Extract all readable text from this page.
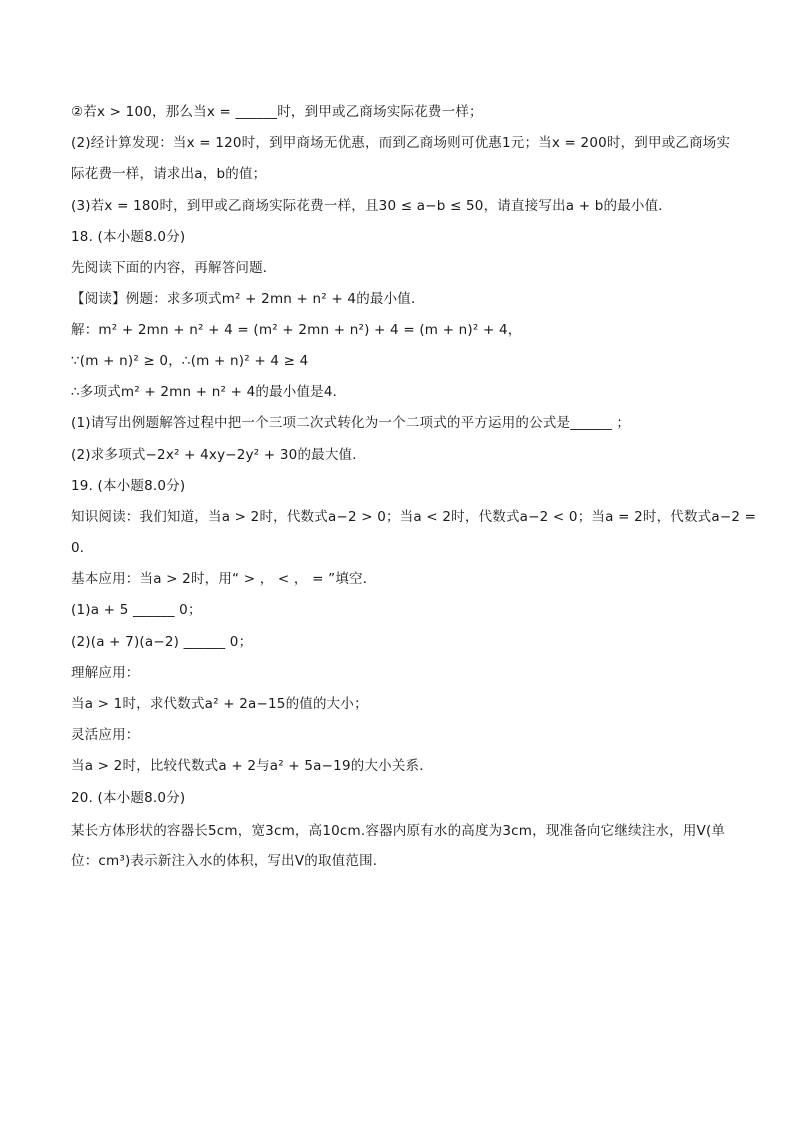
②若x > 100，那么当x = ______时，到甲或乙商场实际花费一样；
(2)经计算发现：当x = 120时，到甲商场无优惠，而到乙商场则可优惠1元；当x = 200时，到甲或乙商场实
际花费一样，请求出a，b的值；
(3)若x = 180时，到甲或乙商场实际花费一样，且30 ≤ a−b ≤ 50，请直接写出a + b的最小值．
18. (本小题8.0分)
先阅读下面的内容，再解答问题．
【阅读】例题：求多项式m² + 2mn + n² + 4的最小值．
解：m² + 2mn + n² + 4 = (m² + 2mn + n²) + 4 = (m + n)² + 4，
∵(m + n)² ≥ 0，∴(m + n)² + 4 ≥ 4
∴多项式m² + 2mn + n² + 4的最小值是4．
(1)请写出例题解答过程中把一个三项二次式转化为一个二项式的平方运用的公式是______ ；
(2)求多项式−2x² + 4xy−2y² + 30的最大值．
19. (本小题8.0分)
知识阅读：我们知道，当a > 2时，代数式a−2 > 0；当a < 2时，代数式a−2 < 0；当a = 2时，代数式a−2 =
0．
基本应用：当a > 2时，用“ > ， < ， = ”填空．
(1)a + 5 ______ 0；
(2)(a + 7)(a−2) ______ 0；
理解应用：
当a > 1时，求代数式a² + 2a−15的值的大小；
灵活应用：
当a > 2时，比较代数式a + 2与a² + 5a−19的大小关系．
20. (本小题8.0分)
某长方体形状的容器长5cm，宽3cm，高10cm.容器内原有水的高度为3cm，现准备向它继续注水，用V(单
位：cm³)表示新注入水的体积，写出V的取值范围．
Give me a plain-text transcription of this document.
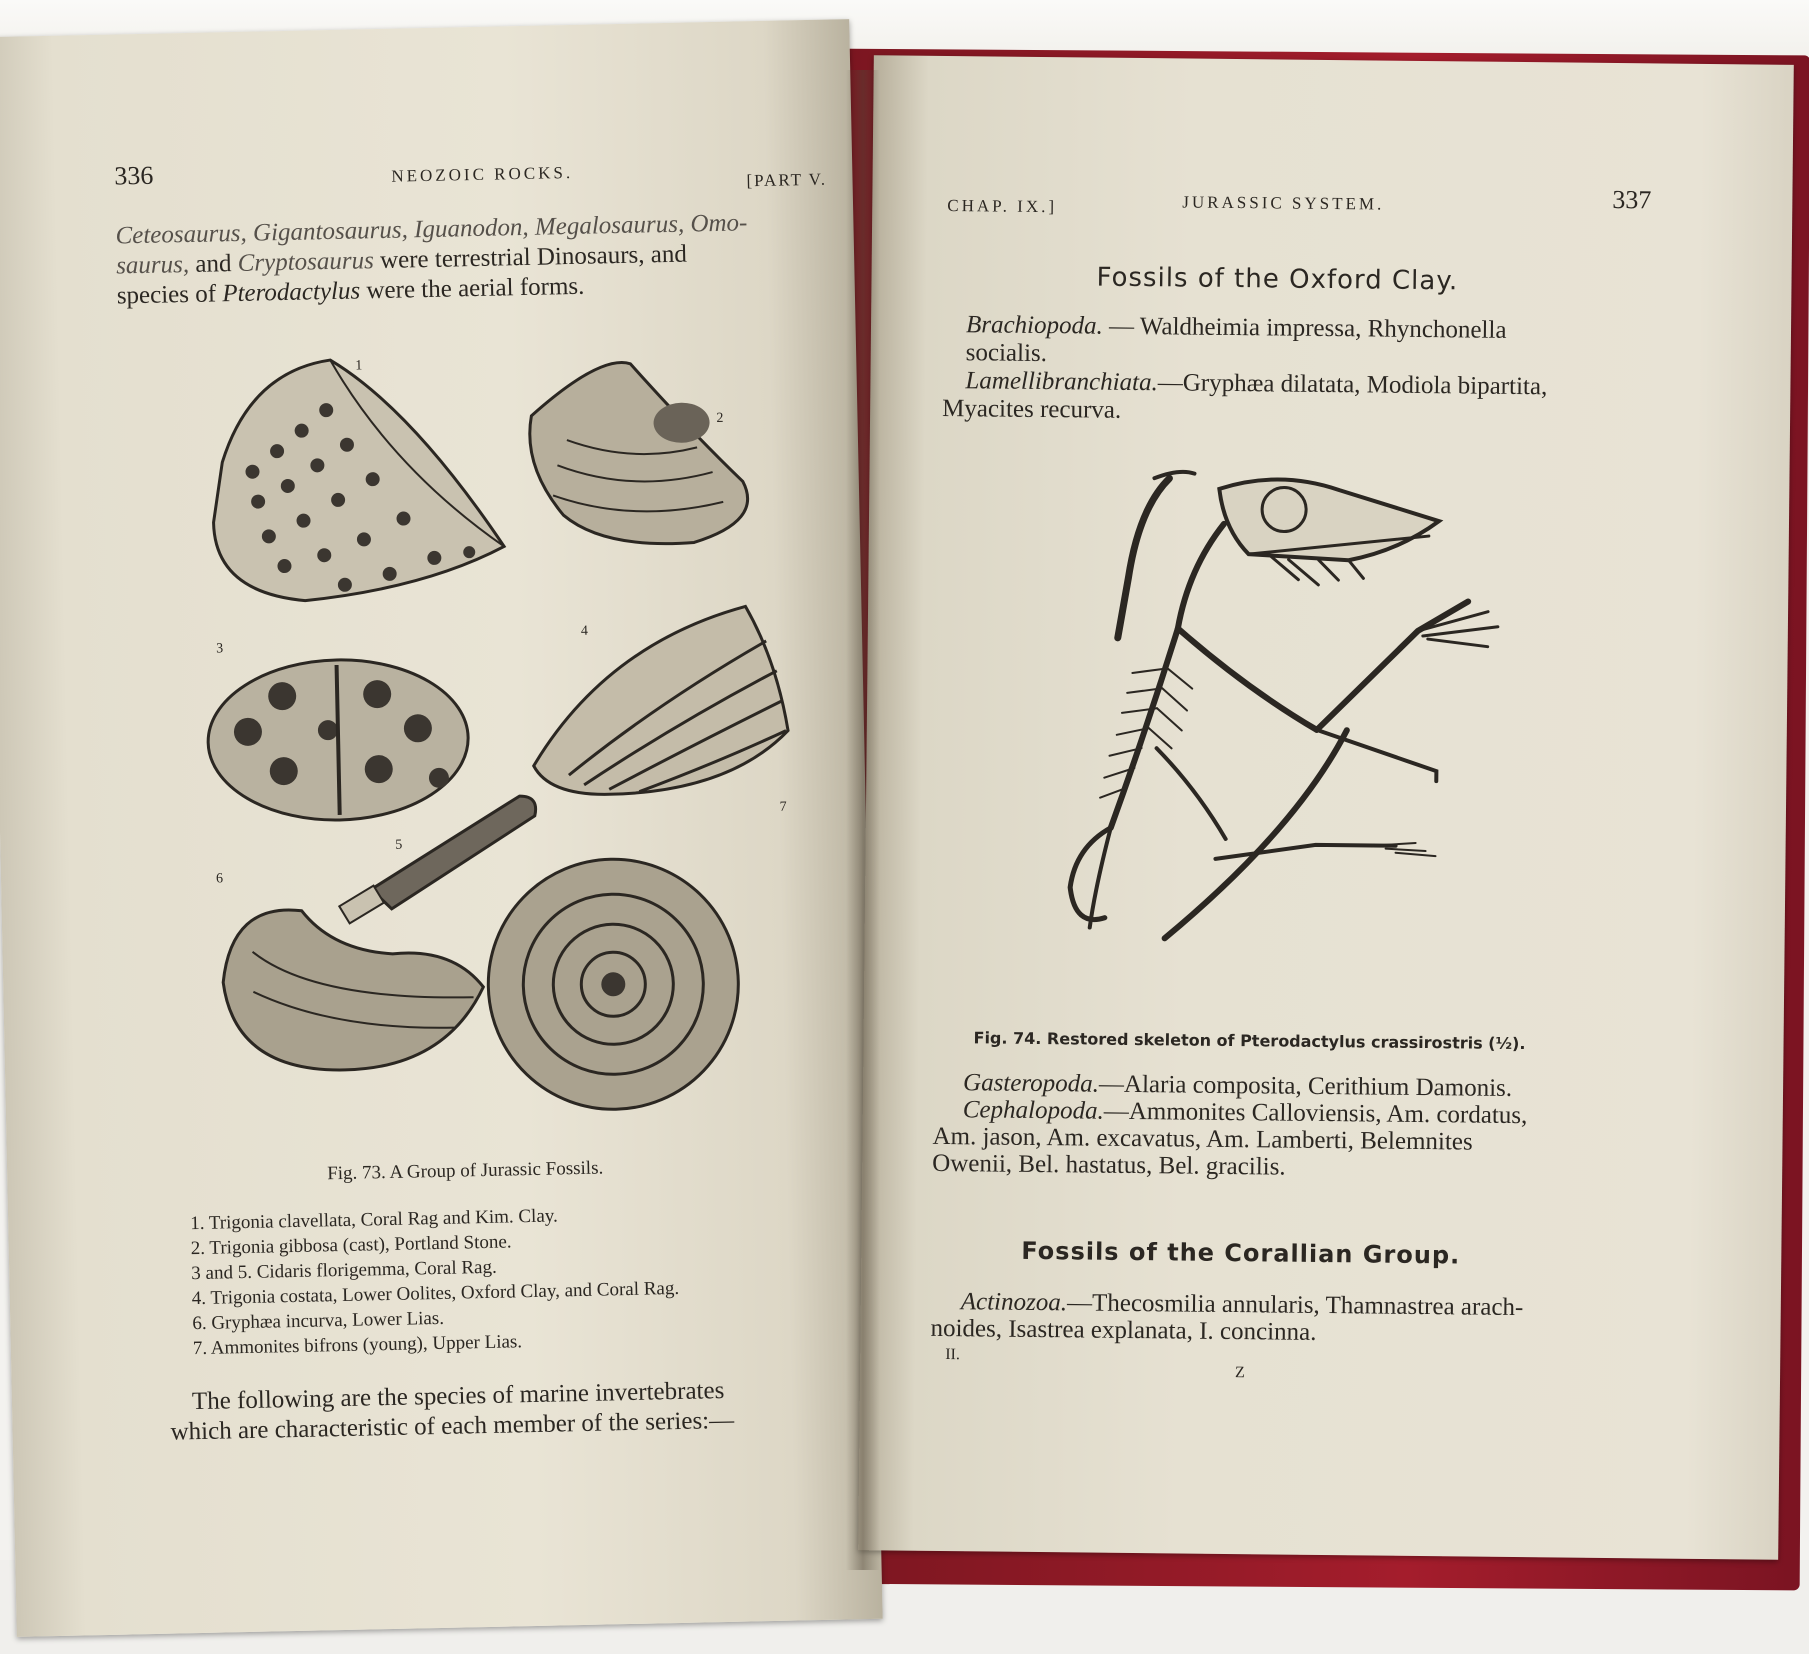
336	NEOZOIC ROCKS.	[PART V.
Ceteosaurus, Gigantosaurus, Iguanodon, Megalosaurus, Omo-
saurus, and Cryptosaurus were terrestrial Dinosaurs, and
species of Pterodactylus were the aerial forms.
1
2
3
4
5
6
7
Fig. 73. A Group of Jurassic Fossils.
1. Trigonia clavellata, Coral Rag and Kim. Clay.
2. Trigonia gibbosa (cast), Portland Stone.
3 and 5. Cidaris florigemma, Coral Rag.
4. Trigonia costata, Lower Oolites, Oxford Clay, and Coral Rag.
6. Gryphæa incurva, Lower Lias.
7. Ammonites bifrons (young), Upper Lias.
The following are the species of marine invertebrates
which are characteristic of each member of the series:—
CHAP. IX.]	JURASSIC SYSTEM.	337
Fossils of the Oxford Clay.
Brachiopoda. — Waldheimia impressa, Rhynchonella
socialis.
Lamellibranchiata.—Gryphæa dilatata, Modiola bipartita,
Myacites recurva.
Fig. 74. Restored skeleton of Pterodactylus crassirostris (½).
Gasteropoda.—Alaria composita, Cerithium Damonis.
Cephalopoda.—Ammonites Calloviensis, Am. cordatus,
Am. jason, Am. excavatus, Am. Lamberti, Belemnites
Owenii, Bel. hastatus, Bel. gracilis.
Fossils of the Corallian Group.
Actinozoa.—Thecosmilia annularis, Thamnastrea arach-
noides, Isastrea explanata, I. concinna.
II.
Z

++++++

WHAT IS EXPECTED: Your task is to copy the entries in full and exactly, without any images.

FULL ANSWER:
Extract all readable text from this page.
②若x > 100，那么当x = ______时，到甲或乙商场实际花费一样；
(2)经计算发现：当x = 120时，到甲商场无优惠，而到乙商场则可优惠1元；当x = 200时，到甲或乙商场实
际花费一样，请求出a，b的值；
(3)若x = 180时，到甲或乙商场实际花费一样，且30 ≤ a−b ≤ 50，请直接写出a + b的最小值．
18. (本小题8.0分)
先阅读下面的内容，再解答问题．
【阅读】例题：求多项式m² + 2mn + n² + 4的最小值．
解：m² + 2mn + n² + 4 = (m² + 2mn + n²) + 4 = (m + n)² + 4，
∵(m + n)² ≥ 0，∴(m + n)² + 4 ≥ 4
∴多项式m² + 2mn + n² + 4的最小值是4．
(1)请写出例题解答过程中把一个三项二次式转化为一个二项式的平方运用的公式是______ ；
(2)求多项式−2x² + 4xy−2y² + 30的最大值．
19. (本小题8.0分)
知识阅读：我们知道，当a > 2时，代数式a−2 > 0；当a < 2时，代数式a−2 < 0；当a = 2时，代数式a−2 =
0．
基本应用：当a > 2时，用“ > ， < ， = ”填空．
(1)a + 5 ______ 0；
(2)(a + 7)(a−2) ______ 0；
理解应用：
当a > 1时，求代数式a² + 2a−15的值的大小；
灵活应用：
当a > 2时，比较代数式a + 2与a² + 5a−19的大小关系．
20. (本小题8.0分)
某长方体形状的容器长5cm，宽3cm，高10cm.容器内原有水的高度为3cm，现准备向它继续注水，用V(单
位：cm³)表示新注入水的体积，写出V的取值范围．
Give me a plain-text transcription of this document.
336	NEOZOIC ROCKS.	[PART V.
Ceteosaurus, Gigantosaurus, Iguanodon, Megalosaurus, Omo-
saurus, and Cryptosaurus were terrestrial Dinosaurs, and
species of Pterodactylus were the aerial forms.
1
2
3
4
5
6
7
Fig. 73. A Group of Jurassic Fossils.
1. Trigonia clavellata, Coral Rag and Kim. Clay.
2. Trigonia gibbosa (cast), Portland Stone.
3 and 5. Cidaris florigemma, Coral Rag.
4. Trigonia costata, Lower Oolites, Oxford Clay, and Coral Rag.
6. Gryphæa incurva, Lower Lias.
7. Ammonites bifrons (young), Upper Lias.
The following are the species of marine invertebrates
which are characteristic of each member of the series:—
CHAP. IX.]	JURASSIC SYSTEM.	337
Fossils of the Oxford Clay.
Brachiopoda. — Waldheimia impressa, Rhynchonella
socialis.
Lamellibranchiata.—Gryphæa dilatata, Modiola bipartita,
Myacites recurva.
Fig. 74. Restored skeleton of Pterodactylus crassirostris (½).
Gasteropoda.—Alaria composita, Cerithium Damonis.
Cephalopoda.—Ammonites Calloviensis, Am. cordatus,
Am. jason, Am. excavatus, Am. Lamberti, Belemnites
Owenii, Bel. hastatus, Bel. gracilis.
Fossils of the Corallian Group.
Actinozoa.—Thecosmilia annularis, Thamnastrea arach-
noides, Isastrea explanata, I. concinna.
II.
Z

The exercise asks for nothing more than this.